Extract the full set of records, then give each one again exactly.

↓↓↓

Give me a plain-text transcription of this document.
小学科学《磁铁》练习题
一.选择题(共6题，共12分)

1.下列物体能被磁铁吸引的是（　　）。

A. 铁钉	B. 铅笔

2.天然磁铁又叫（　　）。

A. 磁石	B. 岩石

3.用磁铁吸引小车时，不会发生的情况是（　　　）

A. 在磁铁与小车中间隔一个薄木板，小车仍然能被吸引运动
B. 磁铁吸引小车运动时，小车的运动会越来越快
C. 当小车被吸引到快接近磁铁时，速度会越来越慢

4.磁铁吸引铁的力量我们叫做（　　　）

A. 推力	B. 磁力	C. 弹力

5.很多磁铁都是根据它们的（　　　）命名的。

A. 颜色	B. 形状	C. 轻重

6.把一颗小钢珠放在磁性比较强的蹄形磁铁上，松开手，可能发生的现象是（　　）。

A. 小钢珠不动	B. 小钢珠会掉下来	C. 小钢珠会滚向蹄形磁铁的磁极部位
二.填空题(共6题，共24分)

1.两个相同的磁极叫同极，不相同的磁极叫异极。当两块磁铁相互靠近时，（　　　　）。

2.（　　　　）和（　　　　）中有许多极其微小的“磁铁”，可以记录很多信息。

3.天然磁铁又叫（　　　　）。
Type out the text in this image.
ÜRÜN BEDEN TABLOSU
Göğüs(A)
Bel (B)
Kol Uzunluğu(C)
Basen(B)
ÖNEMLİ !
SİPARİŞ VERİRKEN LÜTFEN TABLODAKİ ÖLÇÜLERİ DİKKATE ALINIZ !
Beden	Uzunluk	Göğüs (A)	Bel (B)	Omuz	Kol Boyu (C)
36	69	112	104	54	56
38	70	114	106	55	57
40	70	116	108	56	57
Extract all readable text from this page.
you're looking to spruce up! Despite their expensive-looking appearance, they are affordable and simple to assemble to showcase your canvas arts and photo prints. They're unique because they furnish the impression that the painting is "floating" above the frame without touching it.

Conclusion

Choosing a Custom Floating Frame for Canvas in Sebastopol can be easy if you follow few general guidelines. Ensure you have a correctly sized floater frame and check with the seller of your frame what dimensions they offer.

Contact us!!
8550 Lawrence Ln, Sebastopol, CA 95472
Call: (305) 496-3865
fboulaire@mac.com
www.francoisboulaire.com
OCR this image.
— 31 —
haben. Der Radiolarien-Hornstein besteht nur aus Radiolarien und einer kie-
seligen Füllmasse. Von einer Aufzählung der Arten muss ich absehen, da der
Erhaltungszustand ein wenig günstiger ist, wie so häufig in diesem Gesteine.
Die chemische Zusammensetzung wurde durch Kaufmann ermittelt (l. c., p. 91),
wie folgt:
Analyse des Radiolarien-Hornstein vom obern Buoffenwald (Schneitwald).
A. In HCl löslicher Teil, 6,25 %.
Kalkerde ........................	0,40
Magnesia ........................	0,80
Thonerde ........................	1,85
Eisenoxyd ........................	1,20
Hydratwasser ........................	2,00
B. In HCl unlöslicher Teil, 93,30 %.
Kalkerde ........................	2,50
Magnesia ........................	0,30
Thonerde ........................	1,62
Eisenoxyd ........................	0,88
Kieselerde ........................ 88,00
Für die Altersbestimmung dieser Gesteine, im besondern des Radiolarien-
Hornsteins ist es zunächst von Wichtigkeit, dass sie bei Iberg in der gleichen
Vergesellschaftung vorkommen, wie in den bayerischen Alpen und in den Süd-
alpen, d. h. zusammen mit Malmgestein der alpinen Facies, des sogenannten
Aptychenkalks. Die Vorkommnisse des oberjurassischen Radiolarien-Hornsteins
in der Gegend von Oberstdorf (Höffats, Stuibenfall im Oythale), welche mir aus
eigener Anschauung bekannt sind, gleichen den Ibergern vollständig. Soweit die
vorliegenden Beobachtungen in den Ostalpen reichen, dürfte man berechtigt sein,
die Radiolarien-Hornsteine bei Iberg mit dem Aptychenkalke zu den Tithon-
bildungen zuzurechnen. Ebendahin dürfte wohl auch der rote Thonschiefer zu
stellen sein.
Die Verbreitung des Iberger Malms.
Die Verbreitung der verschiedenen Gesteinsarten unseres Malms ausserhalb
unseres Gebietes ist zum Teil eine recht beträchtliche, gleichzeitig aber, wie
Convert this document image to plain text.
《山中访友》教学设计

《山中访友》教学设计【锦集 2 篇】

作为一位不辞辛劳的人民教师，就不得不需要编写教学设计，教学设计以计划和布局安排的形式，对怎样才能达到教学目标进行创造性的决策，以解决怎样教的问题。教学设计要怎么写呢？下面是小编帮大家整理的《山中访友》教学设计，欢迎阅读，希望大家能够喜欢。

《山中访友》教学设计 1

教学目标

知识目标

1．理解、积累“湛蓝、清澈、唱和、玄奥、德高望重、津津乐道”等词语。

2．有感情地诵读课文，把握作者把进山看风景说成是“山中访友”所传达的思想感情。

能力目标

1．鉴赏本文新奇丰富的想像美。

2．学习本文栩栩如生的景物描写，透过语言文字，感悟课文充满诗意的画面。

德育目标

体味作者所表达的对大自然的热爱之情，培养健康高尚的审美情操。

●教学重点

↑↑↑

**The answer**:
Give me a plain-text transcription of this document.
小学科学《磁铁》练习题
一.选择题(共6题，共12分)

1.下列物体能被磁铁吸引的是（　　）。

A. 铁钉	B. 铅笔

2.天然磁铁又叫（　　）。

A. 磁石	B. 岩石

3.用磁铁吸引小车时，不会发生的情况是（　　　）

A. 在磁铁与小车中间隔一个薄木板，小车仍然能被吸引运动
B. 磁铁吸引小车运动时，小车的运动会越来越快
C. 当小车被吸引到快接近磁铁时，速度会越来越慢

4.磁铁吸引铁的力量我们叫做（　　　）

A. 推力	B. 磁力	C. 弹力

5.很多磁铁都是根据它们的（　　　）命名的。

A. 颜色	B. 形状	C. 轻重

6.把一颗小钢珠放在磁性比较强的蹄形磁铁上，松开手，可能发生的现象是（　　）。

A. 小钢珠不动	B. 小钢珠会掉下来	C. 小钢珠会滚向蹄形磁铁的磁极部位
二.填空题(共6题，共24分)

1.两个相同的磁极叫同极，不相同的磁极叫异极。当两块磁铁相互靠近时，（　　　　）。

2.（　　　　）和（　　　　）中有许多极其微小的“磁铁”，可以记录很多信息。

3.天然磁铁又叫（　　　　）。
Type out the text in this image.
ÜRÜN BEDEN TABLOSU
Göğüs(A)
Bel (B)
Kol Uzunluğu(C)
Basen(B)
ÖNEMLİ !
SİPARİŞ VERİRKEN LÜTFEN TABLODAKİ ÖLÇÜLERİ DİKKATE ALINIZ !
Beden	Uzunluk	Göğüs (A)	Bel (B)	Omuz	Kol Boyu (C)
36	69	112	104	54	56
38	70	114	106	55	57
40	70	116	108	56	57
Extract all readable text from this page.
you're looking to spruce up! Despite their expensive-looking appearance, they are affordable and simple to assemble to showcase your canvas arts and photo prints. They're unique because they furnish the impression that the painting is "floating" above the frame without touching it.

Conclusion

Choosing a Custom Floating Frame for Canvas in Sebastopol can be easy if you follow few general guidelines. Ensure you have a correctly sized floater frame and check with the seller of your frame what dimensions they offer.

Contact us!!
8550 Lawrence Ln, Sebastopol, CA 95472
Call: (305) 496-3865
fboulaire@mac.com
www.francoisboulaire.com
OCR this image.
— 31 —
haben. Der Radiolarien-Hornstein besteht nur aus Radiolarien und einer kie-
seligen Füllmasse. Von einer Aufzählung der Arten muss ich absehen, da der
Erhaltungszustand ein wenig günstiger ist, wie so häufig in diesem Gesteine.
Die chemische Zusammensetzung wurde durch Kaufmann ermittelt (l. c., p. 91),
wie folgt:
Analyse des Radiolarien-Hornstein vom obern Buoffenwald (Schneitwald).
A. In HCl löslicher Teil, 6,25 %.
Kalkerde ........................	0,40
Magnesia ........................	0,80
Thonerde ........................	1,85
Eisenoxyd ........................	1,20
Hydratwasser ........................	2,00
B. In HCl unlöslicher Teil, 93,30 %.
Kalkerde ........................	2,50
Magnesia ........................	0,30
Thonerde ........................	1,62
Eisenoxyd ........................	0,88
Kieselerde ........................ 88,00
Für die Altersbestimmung dieser Gesteine, im besondern des Radiolarien-
Hornsteins ist es zunächst von Wichtigkeit, dass sie bei Iberg in der gleichen
Vergesellschaftung vorkommen, wie in den bayerischen Alpen und in den Süd-
alpen, d. h. zusammen mit Malmgestein der alpinen Facies, des sogenannten
Aptychenkalks. Die Vorkommnisse des oberjurassischen Radiolarien-Hornsteins
in der Gegend von Oberstdorf (Höffats, Stuibenfall im Oythale), welche mir aus
eigener Anschauung bekannt sind, gleichen den Ibergern vollständig. Soweit die
vorliegenden Beobachtungen in den Ostalpen reichen, dürfte man berechtigt sein,
die Radiolarien-Hornsteine bei Iberg mit dem Aptychenkalke zu den Tithon-
bildungen zuzurechnen. Ebendahin dürfte wohl auch der rote Thonschiefer zu
stellen sein.
Die Verbreitung des Iberger Malms.
Die Verbreitung der verschiedenen Gesteinsarten unseres Malms ausserhalb
unseres Gebietes ist zum Teil eine recht beträchtliche, gleichzeitig aber, wie
Convert this document image to plain text.
《山中访友》教学设计

《山中访友》教学设计【锦集 2 篇】

作为一位不辞辛劳的人民教师，就不得不需要编写教学设计，教学设计以计划和布局安排的形式，对怎样才能达到教学目标进行创造性的决策，以解决怎样教的问题。教学设计要怎么写呢？下面是小编帮大家整理的《山中访友》教学设计，欢迎阅读，希望大家能够喜欢。

《山中访友》教学设计 1

教学目标

知识目标

1．理解、积累“湛蓝、清澈、唱和、玄奥、德高望重、津津乐道”等词语。

2．有感情地诵读课文，把握作者把进山看风景说成是“山中访友”所传达的思想感情。

能力目标

1．鉴赏本文新奇丰富的想像美。

2．学习本文栩栩如生的景物描写，透过语言文字，感悟课文充满诗意的画面。

德育目标

体味作者所表达的对大自然的热爱之情，培养健康高尚的审美情操。

●教学重点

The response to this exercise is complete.